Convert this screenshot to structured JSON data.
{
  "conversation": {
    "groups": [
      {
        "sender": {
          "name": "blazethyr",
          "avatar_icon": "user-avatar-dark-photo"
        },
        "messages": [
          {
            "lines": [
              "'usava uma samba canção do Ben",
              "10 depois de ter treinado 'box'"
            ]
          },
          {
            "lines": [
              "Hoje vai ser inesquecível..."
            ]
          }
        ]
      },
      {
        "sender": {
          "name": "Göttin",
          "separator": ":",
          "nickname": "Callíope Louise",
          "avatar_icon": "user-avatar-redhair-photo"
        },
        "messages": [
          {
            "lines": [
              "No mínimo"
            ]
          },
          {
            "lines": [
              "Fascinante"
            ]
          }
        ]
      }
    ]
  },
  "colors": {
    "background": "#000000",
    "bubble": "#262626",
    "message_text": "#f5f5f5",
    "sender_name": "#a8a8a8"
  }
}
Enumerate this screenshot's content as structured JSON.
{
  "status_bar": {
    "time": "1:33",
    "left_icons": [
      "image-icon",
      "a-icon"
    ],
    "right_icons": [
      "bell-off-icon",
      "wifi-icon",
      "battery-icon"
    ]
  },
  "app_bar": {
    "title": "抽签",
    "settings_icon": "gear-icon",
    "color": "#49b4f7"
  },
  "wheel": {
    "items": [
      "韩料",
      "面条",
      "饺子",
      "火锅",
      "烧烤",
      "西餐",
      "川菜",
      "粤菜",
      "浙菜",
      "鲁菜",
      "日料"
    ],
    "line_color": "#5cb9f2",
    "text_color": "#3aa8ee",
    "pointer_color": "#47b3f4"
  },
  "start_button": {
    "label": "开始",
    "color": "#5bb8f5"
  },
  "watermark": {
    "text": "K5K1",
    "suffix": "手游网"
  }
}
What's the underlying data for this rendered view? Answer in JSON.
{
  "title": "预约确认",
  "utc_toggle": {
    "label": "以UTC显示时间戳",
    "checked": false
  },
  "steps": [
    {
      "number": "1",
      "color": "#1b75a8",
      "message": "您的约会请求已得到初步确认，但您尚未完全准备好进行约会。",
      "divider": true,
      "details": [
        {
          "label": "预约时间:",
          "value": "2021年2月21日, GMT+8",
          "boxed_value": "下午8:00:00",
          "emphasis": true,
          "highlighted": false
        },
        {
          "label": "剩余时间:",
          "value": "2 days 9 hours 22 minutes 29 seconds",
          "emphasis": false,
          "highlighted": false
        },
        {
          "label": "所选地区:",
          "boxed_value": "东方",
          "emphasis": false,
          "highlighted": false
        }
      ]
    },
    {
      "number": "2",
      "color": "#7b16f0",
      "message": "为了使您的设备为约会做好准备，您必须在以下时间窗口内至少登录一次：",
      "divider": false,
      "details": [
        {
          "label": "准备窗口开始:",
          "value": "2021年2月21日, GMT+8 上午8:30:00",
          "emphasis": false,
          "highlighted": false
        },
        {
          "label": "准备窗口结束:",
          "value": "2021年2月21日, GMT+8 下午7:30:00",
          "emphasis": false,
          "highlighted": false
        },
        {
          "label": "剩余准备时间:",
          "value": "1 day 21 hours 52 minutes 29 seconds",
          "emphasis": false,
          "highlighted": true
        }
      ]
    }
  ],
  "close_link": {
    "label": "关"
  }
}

## [PROBLEM TO WORK ON]
Each line above must be printed exactly as it appears.

## [FULL SOLUTION]
Convert this screenshot to structured JSON data.
{
  "conversation": {
    "groups": [
      {
        "sender": {
          "name": "blazethyr",
          "avatar_icon": "user-avatar-dark-photo"
        },
        "messages": [
          {
            "lines": [
              "'usava uma samba canção do Ben",
              "10 depois de ter treinado 'box'"
            ]
          },
          {
            "lines": [
              "Hoje vai ser inesquecível..."
            ]
          }
        ]
      },
      {
        "sender": {
          "name": "Göttin",
          "separator": ":",
          "nickname": "Callíope Louise",
          "avatar_icon": "user-avatar-redhair-photo"
        },
        "messages": [
          {
            "lines": [
              "No mínimo"
            ]
          },
          {
            "lines": [
              "Fascinante"
            ]
          }
        ]
      }
    ]
  },
  "colors": {
    "background": "#000000",
    "bubble": "#262626",
    "message_text": "#f5f5f5",
    "sender_name": "#a8a8a8"
  }
}
Enumerate this screenshot's content as structured JSON.
{
  "status_bar": {
    "time": "1:33",
    "left_icons": [
      "image-icon",
      "a-icon"
    ],
    "right_icons": [
      "bell-off-icon",
      "wifi-icon",
      "battery-icon"
    ]
  },
  "app_bar": {
    "title": "抽签",
    "settings_icon": "gear-icon",
    "color": "#49b4f7"
  },
  "wheel": {
    "items": [
      "韩料",
      "面条",
      "饺子",
      "火锅",
      "烧烤",
      "西餐",
      "川菜",
      "粤菜",
      "浙菜",
      "鲁菜",
      "日料"
    ],
    "line_color": "#5cb9f2",
    "text_color": "#3aa8ee",
    "pointer_color": "#47b3f4"
  },
  "start_button": {
    "label": "开始",
    "color": "#5bb8f5"
  },
  "watermark": {
    "text": "K5K1",
    "suffix": "手游网"
  }
}
What's the underlying data for this rendered view? Answer in JSON.
{
  "title": "预约确认",
  "utc_toggle": {
    "label": "以UTC显示时间戳",
    "checked": false
  },
  "steps": [
    {
      "number": "1",
      "color": "#1b75a8",
      "message": "您的约会请求已得到初步确认，但您尚未完全准备好进行约会。",
      "divider": true,
      "details": [
        {
          "label": "预约时间:",
          "value": "2021年2月21日, GMT+8",
          "boxed_value": "下午8:00:00",
          "emphasis": true,
          "highlighted": false
        },
        {
          "label": "剩余时间:",
          "value": "2 days 9 hours 22 minutes 29 seconds",
          "emphasis": false,
          "highlighted": false
        },
        {
          "label": "所选地区:",
          "boxed_value": "东方",
          "emphasis": false,
          "highlighted": false
        }
      ]
    },
    {
      "number": "2",
      "color": "#7b16f0",
      "message": "为了使您的设备为约会做好准备，您必须在以下时间窗口内至少登录一次：",
      "divider": false,
      "details": [
        {
          "label": "准备窗口开始:",
          "value": "2021年2月21日, GMT+8 上午8:30:00",
          "emphasis": false,
          "highlighted": false
        },
        {
          "label": "准备窗口结束:",
          "value": "2021年2月21日, GMT+8 下午7:30:00",
          "emphasis": false,
          "highlighted": false
        },
        {
          "label": "剩余准备时间:",
          "value": "1 day 21 hours 52 minutes 29 seconds",
          "emphasis": false,
          "highlighted": true
        }
      ]
    }
  ],
  "close_link": {
    "label": "关"
  }
}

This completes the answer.